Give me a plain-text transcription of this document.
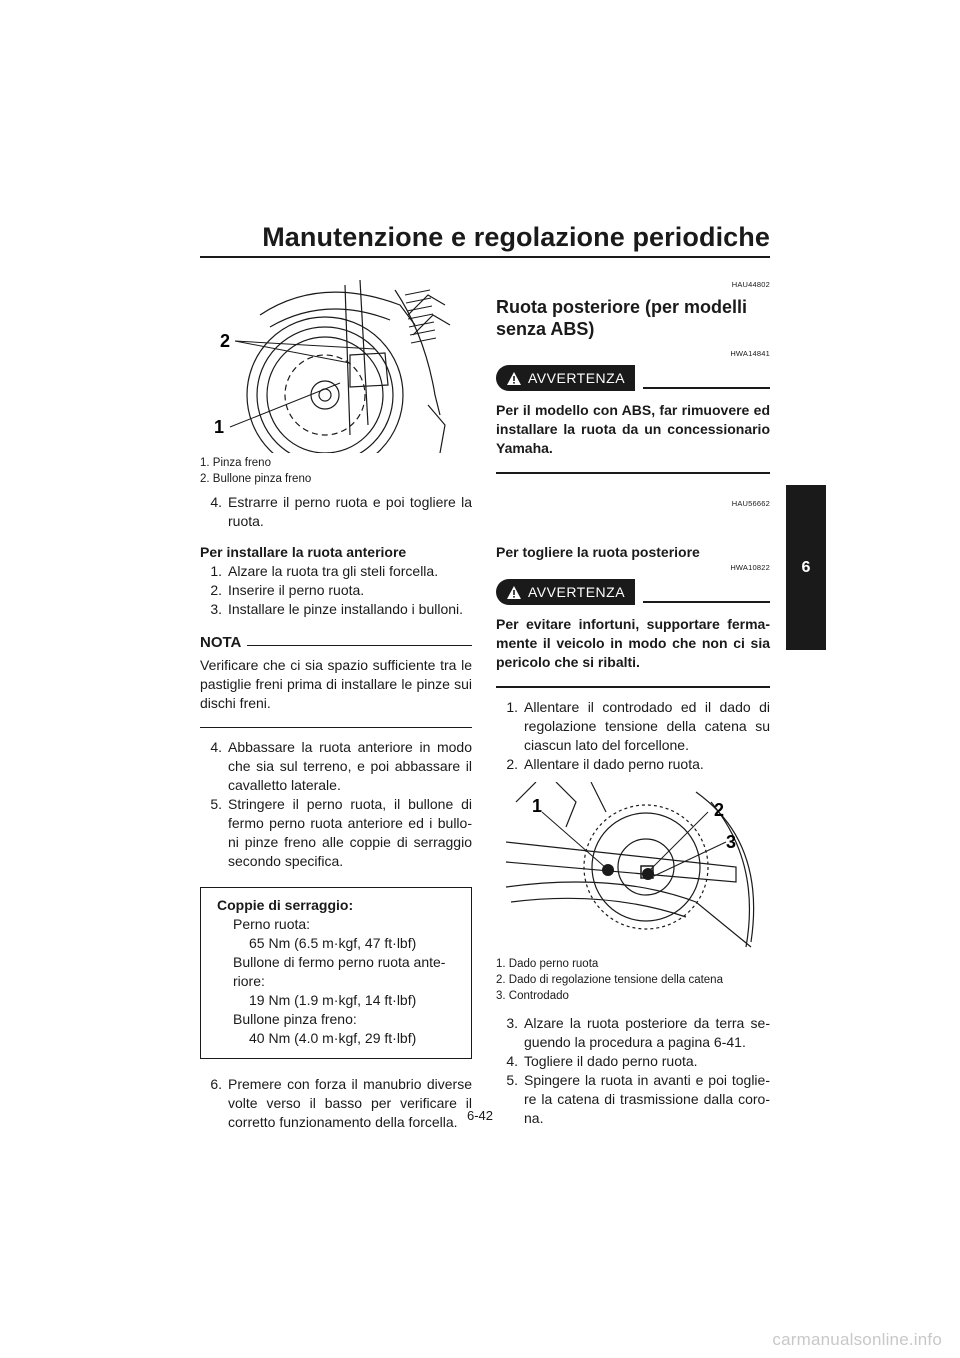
Manutenzione e regolazione periodiche
6
2
1
1. Pinza freno
2. Bullone pinza freno
4. Estrarre il perno ruota e poi togliere la ruota.
Per installare la ruota anteriore
1. Alzare la ruota tra gli steli forcella.
2. Inserire il perno ruota.
3. Installare le pinze installando i bulloni.
NOTA
Verificare che ci sia spazio sufficiente tra le pastiglie freni prima di installare le pinze sui dischi freni.
4. Abbassare la ruota anteriore in modo che sia sul terreno, e poi abbassare il cavalletto laterale.
5. Stringere il perno ruota, il bullone di fermo perno ruota anteriore ed i bullo-ni pinze freno alle coppie di serraggio secondo specifica.
Coppie di serraggio:
Perno ruota:
65 Nm (6.5 m·kgf, 47 ft·lbf)
Bullone di fermo perno ruota ante-
riore:
19 Nm (1.9 m·kgf, 14 ft·lbf)
Bullone pinza freno:
40 Nm (4.0 m·kgf, 29 ft·lbf)
6. Premere con forza il manubrio diverse volte verso il basso per verificare il corretto funzionamento della forcella.
HAU44802
Ruota posteriore (per modelli senza ABS)
HWA14841
AVVERTENZA
Per il modello con ABS, far rimuovere ed installare la ruota da un concessionario Yamaha.
HAU56662
Per togliere la ruota posteriore
HWA10822
AVVERTENZA
Per evitare infortuni, supportare ferma-mente il veicolo in modo che non ci sia pericolo che si ribalti.
1. Allentare il controdado ed il dado di regolazione tensione della catena su ciascun lato del forcellone.
2. Allentare il dado perno ruota.
1	2
3
1. Dado perno ruota
2. Dado di regolazione tensione della catena
3. Controdado
3. Alzare la ruota posteriore da terra se-guendo la procedura a pagina 6-41.
4. Togliere il dado perno ruota.
5. Spingere la ruota in avanti e poi toglie-re la catena di trasmissione dalla coro-na.
6-42
carmanualsonline.info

# # # # #

■ **INSTRUCTION**
Leave the pictures out and reproduce each record exactly as written.

■ **RESULT FOR THIS EXERCISE**
Give me a plain-text transcription of this document.
Manutenzione e regolazione periodiche
6
2
1
1. Pinza freno
2. Bullone pinza freno
4. Estrarre il perno ruota e poi togliere la ruota.
Per installare la ruota anteriore
1. Alzare la ruota tra gli steli forcella.
2. Inserire il perno ruota.
3. Installare le pinze installando i bulloni.
NOTA
Verificare che ci sia spazio sufficiente tra le pastiglie freni prima di installare le pinze sui dischi freni.
4. Abbassare la ruota anteriore in modo che sia sul terreno, e poi abbassare il cavalletto laterale.
5. Stringere il perno ruota, il bullone di fermo perno ruota anteriore ed i bullo-ni pinze freno alle coppie di serraggio secondo specifica.
Coppie di serraggio:
Perno ruota:
65 Nm (6.5 m·kgf, 47 ft·lbf)
Bullone di fermo perno ruota ante-
riore:
19 Nm (1.9 m·kgf, 14 ft·lbf)
Bullone pinza freno:
40 Nm (4.0 m·kgf, 29 ft·lbf)
6. Premere con forza il manubrio diverse volte verso il basso per verificare il corretto funzionamento della forcella.
HAU44802
Ruota posteriore (per modelli senza ABS)
HWA14841
AVVERTENZA
Per il modello con ABS, far rimuovere ed installare la ruota da un concessionario Yamaha.
HAU56662
Per togliere la ruota posteriore
HWA10822
AVVERTENZA
Per evitare infortuni, supportare ferma-mente il veicolo in modo che non ci sia pericolo che si ribalti.
1. Allentare il controdado ed il dado di regolazione tensione della catena su ciascun lato del forcellone.
2. Allentare il dado perno ruota.
1	2
3
1. Dado perno ruota
2. Dado di regolazione tensione della catena
3. Controdado
3. Alzare la ruota posteriore da terra se-guendo la procedura a pagina 6-41.
4. Togliere il dado perno ruota.
5. Spingere la ruota in avanti e poi toglie-re la catena di trasmissione dalla coro-na.
6-42
carmanualsonline.info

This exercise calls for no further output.